Please revise the material below by changing each occurrence of "addItem" to "removeItem", leaving everything else the same.

--- START Data shown ---

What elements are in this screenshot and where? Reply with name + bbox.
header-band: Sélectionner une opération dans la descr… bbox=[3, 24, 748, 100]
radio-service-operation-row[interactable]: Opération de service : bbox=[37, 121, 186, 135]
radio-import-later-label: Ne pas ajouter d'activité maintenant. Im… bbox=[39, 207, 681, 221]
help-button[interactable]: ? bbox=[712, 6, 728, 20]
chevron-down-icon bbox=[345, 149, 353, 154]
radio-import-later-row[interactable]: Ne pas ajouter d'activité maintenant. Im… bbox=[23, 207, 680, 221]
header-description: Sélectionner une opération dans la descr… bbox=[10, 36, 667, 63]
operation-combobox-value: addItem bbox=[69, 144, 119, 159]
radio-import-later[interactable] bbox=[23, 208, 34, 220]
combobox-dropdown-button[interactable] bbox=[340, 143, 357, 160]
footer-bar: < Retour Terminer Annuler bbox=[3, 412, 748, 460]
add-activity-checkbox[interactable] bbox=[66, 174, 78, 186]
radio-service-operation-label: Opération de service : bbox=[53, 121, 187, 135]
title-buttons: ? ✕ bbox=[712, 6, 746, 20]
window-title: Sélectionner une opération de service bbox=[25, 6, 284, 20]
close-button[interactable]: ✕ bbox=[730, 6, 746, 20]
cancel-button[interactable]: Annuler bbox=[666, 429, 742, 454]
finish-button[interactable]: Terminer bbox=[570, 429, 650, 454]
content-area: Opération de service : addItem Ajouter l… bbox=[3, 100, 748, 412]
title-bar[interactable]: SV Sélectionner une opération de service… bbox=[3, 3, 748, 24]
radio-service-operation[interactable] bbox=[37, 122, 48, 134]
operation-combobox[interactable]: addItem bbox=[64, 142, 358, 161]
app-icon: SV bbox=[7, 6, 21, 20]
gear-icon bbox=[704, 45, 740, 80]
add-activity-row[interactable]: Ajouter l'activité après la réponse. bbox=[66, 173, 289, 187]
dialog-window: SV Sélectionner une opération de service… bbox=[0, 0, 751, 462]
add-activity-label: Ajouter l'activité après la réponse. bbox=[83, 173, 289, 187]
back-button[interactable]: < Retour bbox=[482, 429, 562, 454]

--- END Data shown ---

## Written reply
What elements are in this screenshot and where? Reply with name + bbox.
header-band: Sélectionner une opération dans la descr… bbox=[3, 24, 748, 100]
radio-service-operation-row[interactable]: Opération de service : bbox=[37, 121, 186, 135]
radio-import-later-label: Ne pas ajouter d'activité maintenant. Im… bbox=[39, 207, 681, 221]
help-button[interactable]: ? bbox=[712, 6, 728, 20]
chevron-down-icon bbox=[345, 149, 353, 154]
radio-import-later-row[interactable]: Ne pas ajouter d'activité maintenant. Im… bbox=[23, 207, 680, 221]
header-description: Sélectionner une opération dans la descr… bbox=[10, 36, 667, 63]
operation-combobox-value: removeItem bbox=[69, 144, 119, 159]
radio-import-later[interactable] bbox=[23, 208, 34, 220]
combobox-dropdown-button[interactable] bbox=[340, 143, 357, 160]
footer-bar: < Retour Terminer Annuler bbox=[3, 412, 748, 460]
add-activity-checkbox[interactable] bbox=[66, 174, 78, 186]
radio-service-operation-label: Opération de service : bbox=[53, 121, 187, 135]
title-buttons: ? ✕ bbox=[712, 6, 746, 20]
window-title: Sélectionner une opération de service bbox=[25, 6, 284, 20]
close-button[interactable]: ✕ bbox=[730, 6, 746, 20]
cancel-button[interactable]: Annuler bbox=[666, 429, 742, 454]
finish-button[interactable]: Terminer bbox=[570, 429, 650, 454]
content-area: Opération de service : removeItem Ajouter l… bbox=[3, 100, 748, 412]
title-bar[interactable]: SV Sélectionner une opération de service… bbox=[3, 3, 748, 24]
radio-service-operation[interactable] bbox=[37, 122, 48, 134]
operation-combobox[interactable]: removeItem bbox=[64, 142, 358, 161]
app-icon: SV bbox=[7, 6, 21, 20]
gear-icon bbox=[704, 45, 740, 80]
add-activity-row[interactable]: Ajouter l'activité après la réponse. bbox=[66, 173, 289, 187]
dialog-window: SV Sélectionner une opération de service… bbox=[0, 0, 751, 462]
add-activity-label: Ajouter l'activité après la réponse. bbox=[83, 173, 289, 187]
back-button[interactable]: < Retour bbox=[482, 429, 562, 454]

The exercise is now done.